What is required:
Copy every line of the listing that holds the string "xlabel".

═════ Entries provided ═════

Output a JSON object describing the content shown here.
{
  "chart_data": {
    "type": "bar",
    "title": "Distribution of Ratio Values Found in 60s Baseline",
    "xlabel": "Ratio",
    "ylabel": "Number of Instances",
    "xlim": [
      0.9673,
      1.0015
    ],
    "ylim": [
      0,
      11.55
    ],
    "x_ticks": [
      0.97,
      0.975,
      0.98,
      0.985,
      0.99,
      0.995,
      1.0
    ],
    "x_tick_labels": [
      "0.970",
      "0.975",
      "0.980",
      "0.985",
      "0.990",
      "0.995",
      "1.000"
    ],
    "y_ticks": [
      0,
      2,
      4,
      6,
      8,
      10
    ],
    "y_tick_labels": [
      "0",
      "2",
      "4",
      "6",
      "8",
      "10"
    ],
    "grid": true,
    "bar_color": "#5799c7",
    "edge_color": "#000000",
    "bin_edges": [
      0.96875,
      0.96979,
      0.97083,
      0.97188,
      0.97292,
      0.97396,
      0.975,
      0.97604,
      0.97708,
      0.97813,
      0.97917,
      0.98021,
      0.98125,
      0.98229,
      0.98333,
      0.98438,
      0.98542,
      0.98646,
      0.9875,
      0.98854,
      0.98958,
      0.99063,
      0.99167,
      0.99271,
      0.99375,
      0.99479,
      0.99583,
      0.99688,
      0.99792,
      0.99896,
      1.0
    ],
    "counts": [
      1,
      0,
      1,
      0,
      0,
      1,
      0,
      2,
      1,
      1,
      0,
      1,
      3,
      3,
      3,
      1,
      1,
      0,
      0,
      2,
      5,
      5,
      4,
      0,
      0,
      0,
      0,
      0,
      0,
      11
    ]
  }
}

═════
═════ Entries provided ═════

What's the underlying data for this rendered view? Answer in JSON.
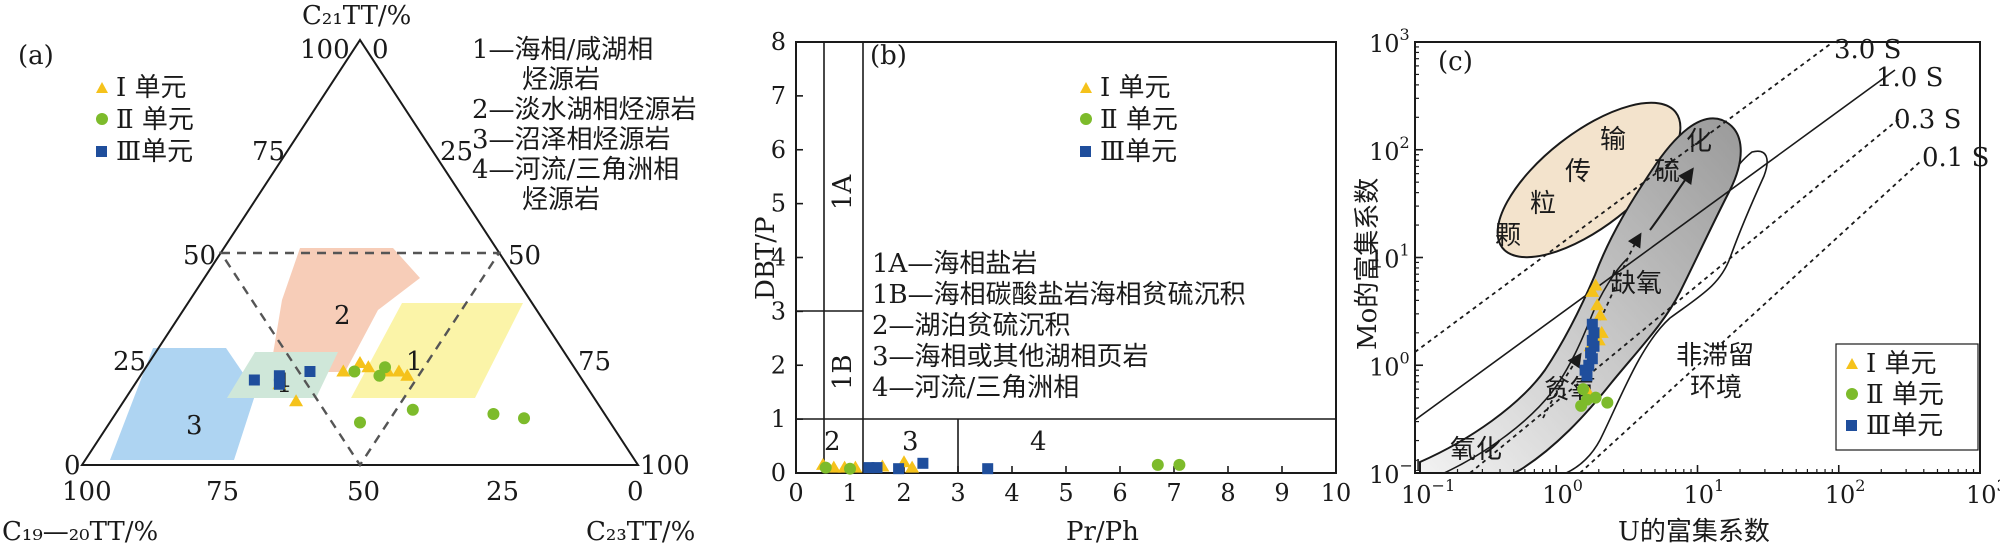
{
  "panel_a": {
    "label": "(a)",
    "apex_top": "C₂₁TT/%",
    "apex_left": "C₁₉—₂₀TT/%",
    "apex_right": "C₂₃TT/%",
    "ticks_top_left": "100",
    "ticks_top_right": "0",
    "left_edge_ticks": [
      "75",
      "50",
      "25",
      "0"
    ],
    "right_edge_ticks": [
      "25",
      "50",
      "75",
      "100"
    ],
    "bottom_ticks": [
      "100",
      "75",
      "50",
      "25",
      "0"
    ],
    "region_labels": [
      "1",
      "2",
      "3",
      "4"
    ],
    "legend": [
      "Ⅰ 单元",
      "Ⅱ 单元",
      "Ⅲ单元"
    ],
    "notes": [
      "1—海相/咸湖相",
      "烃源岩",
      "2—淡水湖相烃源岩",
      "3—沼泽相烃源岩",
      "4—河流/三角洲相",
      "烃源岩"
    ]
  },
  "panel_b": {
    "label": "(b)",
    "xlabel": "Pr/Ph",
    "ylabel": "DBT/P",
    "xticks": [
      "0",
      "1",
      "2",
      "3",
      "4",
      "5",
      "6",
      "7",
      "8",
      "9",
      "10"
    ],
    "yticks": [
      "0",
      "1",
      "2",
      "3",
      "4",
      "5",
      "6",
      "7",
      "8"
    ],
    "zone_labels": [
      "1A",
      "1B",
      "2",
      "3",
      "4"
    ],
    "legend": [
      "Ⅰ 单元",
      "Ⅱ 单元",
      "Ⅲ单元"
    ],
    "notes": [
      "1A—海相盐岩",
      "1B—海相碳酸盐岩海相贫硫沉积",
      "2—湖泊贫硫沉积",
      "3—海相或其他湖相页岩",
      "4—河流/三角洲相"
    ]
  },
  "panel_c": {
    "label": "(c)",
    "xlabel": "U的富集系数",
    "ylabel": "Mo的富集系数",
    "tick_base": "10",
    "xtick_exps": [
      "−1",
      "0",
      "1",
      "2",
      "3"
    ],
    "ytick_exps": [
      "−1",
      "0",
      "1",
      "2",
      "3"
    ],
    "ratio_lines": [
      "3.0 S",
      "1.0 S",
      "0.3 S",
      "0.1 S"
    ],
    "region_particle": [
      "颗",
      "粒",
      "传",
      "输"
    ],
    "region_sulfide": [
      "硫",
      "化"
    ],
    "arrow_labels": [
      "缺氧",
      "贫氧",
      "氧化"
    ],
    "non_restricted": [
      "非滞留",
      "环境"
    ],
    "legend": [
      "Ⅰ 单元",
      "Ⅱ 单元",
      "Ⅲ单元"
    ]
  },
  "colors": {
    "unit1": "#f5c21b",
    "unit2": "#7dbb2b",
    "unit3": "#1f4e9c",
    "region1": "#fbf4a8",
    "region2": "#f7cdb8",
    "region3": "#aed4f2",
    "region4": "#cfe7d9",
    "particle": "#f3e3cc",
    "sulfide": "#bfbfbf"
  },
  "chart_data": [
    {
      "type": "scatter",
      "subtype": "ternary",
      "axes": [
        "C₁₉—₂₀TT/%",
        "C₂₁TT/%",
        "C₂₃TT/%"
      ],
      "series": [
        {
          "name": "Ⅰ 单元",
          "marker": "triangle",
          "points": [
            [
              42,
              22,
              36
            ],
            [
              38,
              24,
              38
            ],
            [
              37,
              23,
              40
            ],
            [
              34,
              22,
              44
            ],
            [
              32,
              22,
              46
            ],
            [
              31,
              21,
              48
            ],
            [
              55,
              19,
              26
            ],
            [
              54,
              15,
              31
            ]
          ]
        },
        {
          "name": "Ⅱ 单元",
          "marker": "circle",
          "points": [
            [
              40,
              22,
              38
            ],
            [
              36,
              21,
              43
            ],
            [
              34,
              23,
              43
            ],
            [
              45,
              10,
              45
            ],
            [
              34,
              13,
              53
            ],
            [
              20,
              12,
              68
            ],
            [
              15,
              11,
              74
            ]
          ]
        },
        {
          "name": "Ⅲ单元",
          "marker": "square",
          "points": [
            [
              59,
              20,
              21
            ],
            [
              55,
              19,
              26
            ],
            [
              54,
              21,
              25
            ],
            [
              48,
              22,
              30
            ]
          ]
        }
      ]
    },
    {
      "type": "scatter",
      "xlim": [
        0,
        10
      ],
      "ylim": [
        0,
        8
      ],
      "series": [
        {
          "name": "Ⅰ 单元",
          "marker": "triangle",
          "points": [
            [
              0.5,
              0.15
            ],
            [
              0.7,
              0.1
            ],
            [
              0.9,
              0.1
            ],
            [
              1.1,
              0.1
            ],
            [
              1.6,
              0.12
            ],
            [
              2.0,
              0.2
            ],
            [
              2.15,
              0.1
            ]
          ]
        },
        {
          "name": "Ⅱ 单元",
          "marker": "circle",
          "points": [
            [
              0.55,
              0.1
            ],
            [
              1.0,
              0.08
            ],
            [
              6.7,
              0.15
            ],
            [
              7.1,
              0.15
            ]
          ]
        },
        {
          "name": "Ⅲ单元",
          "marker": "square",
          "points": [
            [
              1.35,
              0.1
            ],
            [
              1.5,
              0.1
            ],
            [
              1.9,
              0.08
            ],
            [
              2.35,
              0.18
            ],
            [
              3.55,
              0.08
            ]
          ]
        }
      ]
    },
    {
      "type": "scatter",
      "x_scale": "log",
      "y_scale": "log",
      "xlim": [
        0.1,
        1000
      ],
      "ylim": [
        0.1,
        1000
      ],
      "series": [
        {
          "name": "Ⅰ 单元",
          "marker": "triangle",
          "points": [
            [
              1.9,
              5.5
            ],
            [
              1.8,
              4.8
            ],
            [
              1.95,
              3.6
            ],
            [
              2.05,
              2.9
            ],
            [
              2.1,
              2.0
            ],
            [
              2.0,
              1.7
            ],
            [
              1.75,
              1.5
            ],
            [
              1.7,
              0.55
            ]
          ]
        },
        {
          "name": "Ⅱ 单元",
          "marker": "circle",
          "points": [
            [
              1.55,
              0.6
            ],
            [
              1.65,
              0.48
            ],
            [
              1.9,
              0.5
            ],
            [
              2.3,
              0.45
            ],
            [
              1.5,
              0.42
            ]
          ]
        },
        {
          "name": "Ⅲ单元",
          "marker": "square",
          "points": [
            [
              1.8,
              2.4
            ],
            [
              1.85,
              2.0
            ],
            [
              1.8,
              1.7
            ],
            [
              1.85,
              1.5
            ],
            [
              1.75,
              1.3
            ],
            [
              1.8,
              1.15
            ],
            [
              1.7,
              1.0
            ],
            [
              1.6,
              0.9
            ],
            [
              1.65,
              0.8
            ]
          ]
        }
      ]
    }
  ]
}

═════

Full response:
    "xlabel": "Ratio",
    "xlabel": "Pr/Ph",
    "xlabel": "U的富集系数",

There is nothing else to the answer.